__PASSAGE PROVIDED__.
Reflections of Higher Education in a Time of Crisis: A Book Review
Dr. Irene Kovala
Former President
Glendale Community College (Glendale, Arizona)
Theorizing the Resilience of American Higher Education, 2019, by Geoffrey M. Cox, Ph.D.
Overview
In his opening prelude, Cox offers guidance to leaders of higher education institutions experiencing tumultuous times when he writes, “higher education has been remarkably adept at changing with the times, and there is no reason to think this capacity has been lost.” That wisdom of that reflection is abundantly apropos in a time when colleges and universities face unprecedented and extraordinary challenges. With Cox’s analysis and insight, we gain lessons that serve leaders well in the 21st Century.
New Purposes, New Models, New Revenues
His book, segmented in two parts, provides both a chronology of the history of higher education and memorializes the seismic shifts higher education has made to adapt, react and reflect the changing American educational landscape. In Part I, Cox describes the three stimuli that have prompted higher education’s transformation through the ages: new social demands, availability of capital and emergence of new organizational models. The historic events of the Civil War, the Morrill Act, the GI bill and others were, each in their own time, the impetus for dramatic change. The movement to Land Grant universities, as an example, gave way to democratizing higher education by incorporating “mechanics” into the curricula that heretofore had been solely focused on the liberal arts. Cox notes, the agility of institutions to absorb, respond, adapt and deliver model(s) of education appropriate as industry, the economy and other external demands is commendable.

__LIST OF TASKS__.
**a.** According to the book review, what did the movement to Land Grant universities incorporate into curricula that had previously focused only on the liberal arts?
**b.** List the three stimuli that, according to the book review, Cox says have prompted higher education's transformation through the ages.
**c.** Carry on the book review past its last sentence.

(Items stored from a collection)
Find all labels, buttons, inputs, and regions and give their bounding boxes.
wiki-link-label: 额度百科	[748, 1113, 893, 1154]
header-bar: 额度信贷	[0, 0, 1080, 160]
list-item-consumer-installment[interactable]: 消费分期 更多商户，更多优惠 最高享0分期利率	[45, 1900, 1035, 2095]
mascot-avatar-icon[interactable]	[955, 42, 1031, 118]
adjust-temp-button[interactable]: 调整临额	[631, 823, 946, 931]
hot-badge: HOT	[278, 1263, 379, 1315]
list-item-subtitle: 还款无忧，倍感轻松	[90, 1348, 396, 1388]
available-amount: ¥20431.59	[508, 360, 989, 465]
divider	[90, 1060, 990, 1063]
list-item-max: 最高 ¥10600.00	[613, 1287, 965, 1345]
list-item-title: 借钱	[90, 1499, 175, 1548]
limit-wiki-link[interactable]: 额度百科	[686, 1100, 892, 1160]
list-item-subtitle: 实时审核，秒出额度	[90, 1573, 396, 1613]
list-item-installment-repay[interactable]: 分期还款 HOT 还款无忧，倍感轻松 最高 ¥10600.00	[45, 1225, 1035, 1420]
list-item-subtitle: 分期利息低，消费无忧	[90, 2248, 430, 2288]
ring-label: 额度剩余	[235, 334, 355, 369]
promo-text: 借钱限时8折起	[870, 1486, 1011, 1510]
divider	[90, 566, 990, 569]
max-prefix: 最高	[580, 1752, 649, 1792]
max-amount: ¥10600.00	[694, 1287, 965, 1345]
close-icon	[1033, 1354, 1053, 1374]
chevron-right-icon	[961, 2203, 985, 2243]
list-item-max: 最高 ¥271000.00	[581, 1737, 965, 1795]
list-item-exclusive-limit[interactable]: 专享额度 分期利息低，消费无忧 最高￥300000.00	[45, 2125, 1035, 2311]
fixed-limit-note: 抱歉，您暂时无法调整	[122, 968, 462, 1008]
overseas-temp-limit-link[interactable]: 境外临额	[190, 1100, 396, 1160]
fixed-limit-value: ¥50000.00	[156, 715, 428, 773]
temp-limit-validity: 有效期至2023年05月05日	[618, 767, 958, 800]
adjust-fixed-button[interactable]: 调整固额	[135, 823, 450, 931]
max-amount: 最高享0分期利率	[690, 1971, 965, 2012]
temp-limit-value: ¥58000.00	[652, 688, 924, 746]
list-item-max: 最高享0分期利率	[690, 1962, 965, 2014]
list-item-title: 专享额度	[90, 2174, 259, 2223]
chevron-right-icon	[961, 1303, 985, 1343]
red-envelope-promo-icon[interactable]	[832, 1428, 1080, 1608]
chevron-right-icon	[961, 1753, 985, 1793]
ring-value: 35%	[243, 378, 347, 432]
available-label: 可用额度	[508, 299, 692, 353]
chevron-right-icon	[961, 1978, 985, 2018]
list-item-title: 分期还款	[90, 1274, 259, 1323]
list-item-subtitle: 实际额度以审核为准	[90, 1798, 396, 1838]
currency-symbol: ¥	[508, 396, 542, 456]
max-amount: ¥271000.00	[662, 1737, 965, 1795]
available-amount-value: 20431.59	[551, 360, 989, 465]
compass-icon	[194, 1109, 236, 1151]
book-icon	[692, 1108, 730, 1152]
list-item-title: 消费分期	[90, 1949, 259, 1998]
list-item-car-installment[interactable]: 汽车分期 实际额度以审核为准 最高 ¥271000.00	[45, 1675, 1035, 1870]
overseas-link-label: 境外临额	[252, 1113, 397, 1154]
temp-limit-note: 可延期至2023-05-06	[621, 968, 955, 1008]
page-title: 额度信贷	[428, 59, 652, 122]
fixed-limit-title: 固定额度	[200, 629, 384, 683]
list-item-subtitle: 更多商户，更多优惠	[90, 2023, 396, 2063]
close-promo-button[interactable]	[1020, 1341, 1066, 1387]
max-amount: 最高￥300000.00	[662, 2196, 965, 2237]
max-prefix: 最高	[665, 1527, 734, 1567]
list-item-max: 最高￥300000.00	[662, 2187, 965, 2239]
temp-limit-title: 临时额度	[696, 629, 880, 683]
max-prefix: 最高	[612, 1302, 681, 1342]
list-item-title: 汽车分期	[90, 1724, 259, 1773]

__LIST OF ANSWERS__.
**a.** "Mechanics"

**b.** New social demands, availability of capital, and emergence of new organizational models.

**c.**
Part II brings clarity to what Cox describes as accretive change model (to provide innovative forms into existing structures) and the incorporation of three interconnected factors: the emergence of a new purpose of higher education, new organizational models and new sources of revenue. These “disruptions” challenge institutions of higher learning to incorporate technology in instructional and administrative functions; serve adult learners as never before i.e. the University of Phoenix; become partners with the federal government in the form of research and financial aid; and incorporate accreditation practices that, among others, nudged institutions to shift from static measures of “seat time” and volumes in the library to student learning outcomes. Cox asserts that to equate higher education tradition to virtue is false and that a “fitness test” for colleges or universities measuring responsiveness to environmental changes is imperative if the institution will survive and thrive. He postulates that environmental factors that push higher education have played an active and persuasive role in shaping institutions, more so than leaders themselves.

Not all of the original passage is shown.